• Listing
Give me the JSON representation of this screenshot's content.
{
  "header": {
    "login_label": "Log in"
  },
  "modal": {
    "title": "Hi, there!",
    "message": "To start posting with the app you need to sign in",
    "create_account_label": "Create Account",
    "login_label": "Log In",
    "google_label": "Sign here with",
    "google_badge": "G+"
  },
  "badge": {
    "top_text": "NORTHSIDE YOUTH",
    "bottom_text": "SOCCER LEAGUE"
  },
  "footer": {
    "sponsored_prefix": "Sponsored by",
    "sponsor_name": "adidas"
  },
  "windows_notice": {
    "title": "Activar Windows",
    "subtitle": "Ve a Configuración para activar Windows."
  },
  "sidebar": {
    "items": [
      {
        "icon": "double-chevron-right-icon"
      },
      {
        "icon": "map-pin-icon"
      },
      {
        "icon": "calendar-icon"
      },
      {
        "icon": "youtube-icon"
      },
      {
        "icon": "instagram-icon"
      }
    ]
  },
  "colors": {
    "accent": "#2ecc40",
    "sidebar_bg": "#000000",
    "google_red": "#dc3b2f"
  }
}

• Written exercise
In the records above, find each line with the word "icon" and copy it.

• Output
        "icon": "double-chevron-right-icon"
        "icon": "map-pin-icon"
        "icon": "calendar-icon"
        "icon": "youtube-icon"
        "icon": "instagram-icon"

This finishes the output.